## start PAGE
The provinces, and those of the East more particularly, which were far more active and enlightened than those of the West, gained a decided ascendency. Elagabalus was certainly a madman, but nevertheless his chimerical idea of a central monotheistic religion, established in Rome and absorbing all others, shows that the narrow circle of Antonine conceptions had been to a great extent broken through. Mamaa and Alexander Severus were to go further; whilst the jurisconsults continued to transcribe their old and ferocious maxims against liberty of conscience with the calmness of habit, the Syrian emperor and his mother studied Christianity, and manifested sympathy with it. Not content with granting security to the Christians, Alexander, with touching eclecticism, introduced the name of Jesus among his household gods. Peace seemed made, not, as under Constantine, by the abasement of one party, but by a generous reconciliation. In all this there was certainly a daring attempt at reform, inferior in rationality to that of the Antonines, but more likely to succeed because it was much more popular and took the provinces and the East more into account.
## end PAGE
GOAL 1
Say whether each statement agrees with the passage on Roman emperors and Christianity, answering yes or no and quoting the deciding words of the passage: (a) Elagabalus was a madman. (b) The jurisconsults stopped writing out their maxims against liberty of conscience. (c) The peace came about through a generous reconciliation rather than the abasement of one party.
GOAL 2
Begin at the first line of the labeled box records and continue through the line that contains "Text: 110: 110 [672, 518, 698, 532]". Reproduce those lines, substituting "Advance" for every "Investment" and changing nothing else.
## start DATA PROVIDED
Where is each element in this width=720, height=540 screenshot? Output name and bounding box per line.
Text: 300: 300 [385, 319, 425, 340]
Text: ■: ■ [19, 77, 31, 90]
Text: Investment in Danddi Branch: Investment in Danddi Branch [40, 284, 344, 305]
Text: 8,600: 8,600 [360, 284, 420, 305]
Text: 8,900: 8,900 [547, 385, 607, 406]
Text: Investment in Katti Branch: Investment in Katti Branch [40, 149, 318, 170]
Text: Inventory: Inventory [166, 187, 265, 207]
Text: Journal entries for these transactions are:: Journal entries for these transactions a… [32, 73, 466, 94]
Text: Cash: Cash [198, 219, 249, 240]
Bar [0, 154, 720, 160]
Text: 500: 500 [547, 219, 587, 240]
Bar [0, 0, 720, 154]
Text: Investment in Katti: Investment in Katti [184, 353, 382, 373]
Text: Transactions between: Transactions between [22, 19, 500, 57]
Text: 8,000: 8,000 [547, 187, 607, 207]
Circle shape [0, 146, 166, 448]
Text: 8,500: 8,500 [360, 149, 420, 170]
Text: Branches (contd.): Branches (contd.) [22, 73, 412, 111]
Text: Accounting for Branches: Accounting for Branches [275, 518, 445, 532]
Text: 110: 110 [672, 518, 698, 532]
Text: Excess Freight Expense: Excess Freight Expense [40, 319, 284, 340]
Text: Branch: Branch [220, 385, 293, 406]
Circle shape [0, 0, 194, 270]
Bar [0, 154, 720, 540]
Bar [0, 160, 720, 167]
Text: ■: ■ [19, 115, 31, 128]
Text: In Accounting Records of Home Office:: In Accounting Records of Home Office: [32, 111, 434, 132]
## end DATA PROVIDED
PROBLEM SOLUTION 1
(a) Yes: "Elagabalus was certainly a madman"
(b) No: "the jurisconsults continued to transcribe their old and ferocious maxims against liberty of conscience with the calmness of habit"
(c) Yes: "not, as under Constantine, by the abasement of one party, but by a generous reconciliation"

PROBLEM SOLUTION 2
Where is each element in this width=720, height=540 screenshot? Output name and bounding box per line.
Text: 300: 300 [385, 319, 425, 340]
Text: ■: ■ [19, 77, 31, 90]
Text: Advance in Danddi Branch: Advance in Danddi Branch [40, 284, 344, 305]
Text: 8,600: 8,600 [360, 284, 420, 305]
Text: 8,900: 8,900 [547, 385, 607, 406]
Text: Advance in Katti Branch: Advance in Katti Branch [40, 149, 318, 170]
Text: Inventory: Inventory [166, 187, 265, 207]
Text: Journal entries for these transactions are:: Journal entries for these transactions a… [32, 73, 466, 94]
Text: Cash: Cash [198, 219, 249, 240]
Bar [0, 154, 720, 160]
Text: 500: 500 [547, 219, 587, 240]
Bar [0, 0, 720, 154]
Text: Advance in Katti: Advance in Katti [184, 353, 382, 373]
Text: Transactions between: Transactions between [22, 19, 500, 57]
Text: 8,000: 8,000 [547, 187, 607, 207]
Circle shape [0, 146, 166, 448]
Text: 8,500: 8,500 [360, 149, 420, 170]
Text: Branches (contd.): Branches (contd.) [22, 73, 412, 111]
Text: Accounting for Branches: Accounting for Branches [275, 518, 445, 532]
Text: 110: 110 [672, 518, 698, 532]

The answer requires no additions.